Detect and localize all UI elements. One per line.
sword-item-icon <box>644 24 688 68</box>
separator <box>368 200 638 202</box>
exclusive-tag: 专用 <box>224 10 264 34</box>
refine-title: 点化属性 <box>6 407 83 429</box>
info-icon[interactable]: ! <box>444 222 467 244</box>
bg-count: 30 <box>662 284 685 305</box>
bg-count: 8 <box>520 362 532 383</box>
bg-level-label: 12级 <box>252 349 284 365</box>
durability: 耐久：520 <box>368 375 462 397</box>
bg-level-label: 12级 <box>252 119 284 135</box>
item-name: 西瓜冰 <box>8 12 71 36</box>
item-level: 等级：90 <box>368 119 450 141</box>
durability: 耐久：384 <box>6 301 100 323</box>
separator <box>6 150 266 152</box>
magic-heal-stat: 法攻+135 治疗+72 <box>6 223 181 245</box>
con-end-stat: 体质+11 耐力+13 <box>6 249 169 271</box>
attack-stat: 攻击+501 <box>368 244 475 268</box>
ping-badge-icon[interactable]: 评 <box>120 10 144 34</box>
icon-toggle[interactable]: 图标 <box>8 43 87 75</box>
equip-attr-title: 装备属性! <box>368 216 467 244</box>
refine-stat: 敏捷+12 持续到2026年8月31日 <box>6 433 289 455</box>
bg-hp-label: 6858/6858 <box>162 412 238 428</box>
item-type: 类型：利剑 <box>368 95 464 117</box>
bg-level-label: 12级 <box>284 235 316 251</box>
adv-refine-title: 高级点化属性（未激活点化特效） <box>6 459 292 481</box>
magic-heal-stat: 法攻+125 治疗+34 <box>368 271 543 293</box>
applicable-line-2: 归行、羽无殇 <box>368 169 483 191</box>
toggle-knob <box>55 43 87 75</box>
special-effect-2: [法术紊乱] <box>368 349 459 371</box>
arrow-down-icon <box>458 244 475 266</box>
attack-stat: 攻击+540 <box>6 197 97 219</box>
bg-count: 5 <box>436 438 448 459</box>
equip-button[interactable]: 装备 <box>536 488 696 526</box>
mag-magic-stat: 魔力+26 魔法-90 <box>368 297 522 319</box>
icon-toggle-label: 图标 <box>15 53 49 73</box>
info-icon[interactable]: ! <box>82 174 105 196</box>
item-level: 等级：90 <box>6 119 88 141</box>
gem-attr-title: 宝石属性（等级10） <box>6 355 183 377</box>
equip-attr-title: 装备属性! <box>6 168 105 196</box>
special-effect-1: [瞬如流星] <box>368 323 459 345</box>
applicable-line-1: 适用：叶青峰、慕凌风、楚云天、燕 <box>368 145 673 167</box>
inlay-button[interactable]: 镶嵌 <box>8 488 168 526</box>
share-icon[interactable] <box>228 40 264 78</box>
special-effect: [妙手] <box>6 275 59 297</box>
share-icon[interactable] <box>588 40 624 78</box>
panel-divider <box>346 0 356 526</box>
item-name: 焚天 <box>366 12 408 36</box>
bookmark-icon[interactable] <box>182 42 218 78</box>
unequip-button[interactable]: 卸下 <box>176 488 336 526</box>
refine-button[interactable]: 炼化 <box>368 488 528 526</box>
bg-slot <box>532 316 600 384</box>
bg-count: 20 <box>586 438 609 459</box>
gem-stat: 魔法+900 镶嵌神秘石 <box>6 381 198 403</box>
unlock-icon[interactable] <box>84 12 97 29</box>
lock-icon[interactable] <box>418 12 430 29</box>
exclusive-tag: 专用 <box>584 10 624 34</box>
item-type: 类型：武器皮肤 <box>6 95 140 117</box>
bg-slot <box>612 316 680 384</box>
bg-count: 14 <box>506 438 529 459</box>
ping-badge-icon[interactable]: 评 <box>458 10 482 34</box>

════════════════════

*REQUIREMENT:* Copy out every line of the material above word for word, keeping the order unchanged.

*ANSWER TO THE TASK:*
Detect and localize all UI elements. One per line.
sword-item-icon <box>644 24 688 68</box>
separator <box>368 200 638 202</box>
exclusive-tag: 专用 <box>224 10 264 34</box>
refine-title: 点化属性 <box>6 407 83 429</box>
info-icon[interactable]: ! <box>444 222 467 244</box>
bg-count: 30 <box>662 284 685 305</box>
bg-count: 8 <box>520 362 532 383</box>
bg-level-label: 12级 <box>252 349 284 365</box>
durability: 耐久：520 <box>368 375 462 397</box>
bg-level-label: 12级 <box>252 119 284 135</box>
item-name: 西瓜冰 <box>8 12 71 36</box>
item-level: 等级：90 <box>368 119 450 141</box>
durability: 耐久：384 <box>6 301 100 323</box>
separator <box>6 150 266 152</box>
magic-heal-stat: 法攻+135 治疗+72 <box>6 223 181 245</box>
con-end-stat: 体质+11 耐力+13 <box>6 249 169 271</box>
attack-stat: 攻击+501 <box>368 244 475 268</box>
ping-badge-icon[interactable]: 评 <box>120 10 144 34</box>
icon-toggle[interactable]: 图标 <box>8 43 87 75</box>
equip-attr-title: 装备属性! <box>368 216 467 244</box>
refine-stat: 敏捷+12 持续到2026年8月31日 <box>6 433 289 455</box>
bg-hp-label: 6858/6858 <box>162 412 238 428</box>
item-type: 类型：利剑 <box>368 95 464 117</box>
bg-level-label: 12级 <box>284 235 316 251</box>
adv-refine-title: 高级点化属性（未激活点化特效） <box>6 459 292 481</box>
magic-heal-stat: 法攻+125 治疗+34 <box>368 271 543 293</box>
applicable-line-2: 归行、羽无殇 <box>368 169 483 191</box>
toggle-knob <box>55 43 87 75</box>
special-effect-2: [法术紊乱] <box>368 349 459 371</box>
arrow-down-icon <box>458 244 475 266</box>
attack-stat: 攻击+540 <box>6 197 97 219</box>
bg-count: 5 <box>436 438 448 459</box>
equip-button[interactable]: 装备 <box>536 488 696 526</box>
mag-magic-stat: 魔力+26 魔法-90 <box>368 297 522 319</box>
icon-toggle-label: 图标 <box>15 53 49 73</box>
info-icon[interactable]: ! <box>82 174 105 196</box>
item-level: 等级：90 <box>6 119 88 141</box>
gem-attr-title: 宝石属性（等级10） <box>6 355 183 377</box>
equip-attr-title: 装备属性! <box>6 168 105 196</box>
special-effect-1: [瞬如流星] <box>368 323 459 345</box>
applicable-line-1: 适用：叶青峰、慕凌风、楚云天、燕 <box>368 145 673 167</box>
inlay-button[interactable]: 镶嵌 <box>8 488 168 526</box>
share-icon[interactable] <box>228 40 264 78</box>
special-effect: [妙手] <box>6 275 59 297</box>
share-icon[interactable] <box>588 40 624 78</box>
panel-divider <box>346 0 356 526</box>
item-name: 焚天 <box>366 12 408 36</box>
bookmark-icon[interactable] <box>182 42 218 78</box>
unequip-button[interactable]: 卸下 <box>176 488 336 526</box>
refine-button[interactable]: 炼化 <box>368 488 528 526</box>
bg-slot <box>532 316 600 384</box>
bg-count: 20 <box>586 438 609 459</box>
gem-stat: 魔法+900 镶嵌神秘石 <box>6 381 198 403</box>
unlock-icon[interactable] <box>84 12 97 29</box>
lock-icon[interactable] <box>418 12 430 29</box>
exclusive-tag: 专用 <box>584 10 624 34</box>
item-type: 类型：武器皮肤 <box>6 95 140 117</box>
bg-slot <box>612 316 680 384</box>
bg-count: 14 <box>506 438 529 459</box>
ping-badge-icon[interactable]: 评 <box>458 10 482 34</box>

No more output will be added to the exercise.